## Exercise instructions:
Set down every row below verbatim, changing nothing.

*-*-*

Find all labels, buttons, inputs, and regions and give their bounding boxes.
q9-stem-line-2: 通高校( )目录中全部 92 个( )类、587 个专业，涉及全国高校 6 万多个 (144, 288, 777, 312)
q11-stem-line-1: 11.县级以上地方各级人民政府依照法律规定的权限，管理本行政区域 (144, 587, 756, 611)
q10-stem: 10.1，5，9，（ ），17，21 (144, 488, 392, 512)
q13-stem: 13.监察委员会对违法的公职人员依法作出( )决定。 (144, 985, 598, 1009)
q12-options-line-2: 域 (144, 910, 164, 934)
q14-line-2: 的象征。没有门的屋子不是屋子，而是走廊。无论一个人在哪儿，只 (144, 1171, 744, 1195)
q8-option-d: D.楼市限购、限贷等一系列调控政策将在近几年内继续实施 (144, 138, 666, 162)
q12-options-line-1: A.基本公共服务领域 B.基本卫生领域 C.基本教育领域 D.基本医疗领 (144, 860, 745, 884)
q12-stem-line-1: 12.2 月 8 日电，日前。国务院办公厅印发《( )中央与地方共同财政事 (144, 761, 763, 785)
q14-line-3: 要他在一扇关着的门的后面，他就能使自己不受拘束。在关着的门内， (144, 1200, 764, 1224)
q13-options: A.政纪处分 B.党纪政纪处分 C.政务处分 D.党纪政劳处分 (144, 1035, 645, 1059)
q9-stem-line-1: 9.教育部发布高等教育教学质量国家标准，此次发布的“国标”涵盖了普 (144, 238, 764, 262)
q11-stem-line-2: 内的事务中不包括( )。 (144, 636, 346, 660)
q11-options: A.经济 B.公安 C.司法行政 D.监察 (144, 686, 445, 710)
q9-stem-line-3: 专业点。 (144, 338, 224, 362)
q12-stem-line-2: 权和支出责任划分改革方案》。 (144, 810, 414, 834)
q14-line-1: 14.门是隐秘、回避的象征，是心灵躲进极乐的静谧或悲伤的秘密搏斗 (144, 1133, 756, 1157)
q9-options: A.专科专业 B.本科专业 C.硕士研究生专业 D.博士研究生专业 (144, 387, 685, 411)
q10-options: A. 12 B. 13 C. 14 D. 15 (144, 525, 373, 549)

*-*-*

## Result for this exercise:
Find all labels, buttons, inputs, and regions and give their bounding boxes.
q9-stem-line-2: 通高校( )目录中全部 92 个( )类、587 个专业，涉及全国高校 6 万多个 (144, 288, 777, 312)
q11-stem-line-1: 11.县级以上地方各级人民政府依照法律规定的权限，管理本行政区域 (144, 587, 756, 611)
q10-stem: 10.1，5，9，（ ），17，21 (144, 488, 392, 512)
q13-stem: 13.监察委员会对违法的公职人员依法作出( )决定。 (144, 985, 598, 1009)
q12-options-line-2: 域 (144, 910, 164, 934)
q14-line-2: 的象征。没有门的屋子不是屋子，而是走廊。无论一个人在哪儿，只 (144, 1171, 744, 1195)
q8-option-d: D.楼市限购、限贷等一系列调控政策将在近几年内继续实施 (144, 138, 666, 162)
q12-options-line-1: A.基本公共服务领域 B.基本卫生领域 C.基本教育领域 D.基本医疗领 (144, 860, 745, 884)
q12-stem-line-1: 12.2 月 8 日电，日前。国务院办公厅印发《( )中央与地方共同财政事 (144, 761, 763, 785)
q14-line-3: 要他在一扇关着的门的后面，他就能使自己不受拘束。在关着的门内， (144, 1200, 764, 1224)
q13-options: A.政纪处分 B.党纪政纪处分 C.政务处分 D.党纪政劳处分 (144, 1035, 645, 1059)
q9-stem-line-1: 9.教育部发布高等教育教学质量国家标准，此次发布的“国标”涵盖了普 (144, 238, 764, 262)
q11-stem-line-2: 内的事务中不包括( )。 (144, 636, 346, 660)
q11-options: A.经济 B.公安 C.司法行政 D.监察 (144, 686, 445, 710)
q9-stem-line-3: 专业点。 (144, 338, 224, 362)
q12-stem-line-2: 权和支出责任划分改革方案》。 (144, 810, 414, 834)
q14-line-1: 14.门是隐秘、回避的象征，是心灵躲进极乐的静谧或悲伤的秘密搏斗 (144, 1133, 756, 1157)
q9-options: A.专科专业 B.本科专业 C.硕士研究生专业 D.博士研究生专业 (144, 387, 685, 411)
q10-options: A. 12 B. 13 C. 14 D. 15 (144, 525, 373, 549)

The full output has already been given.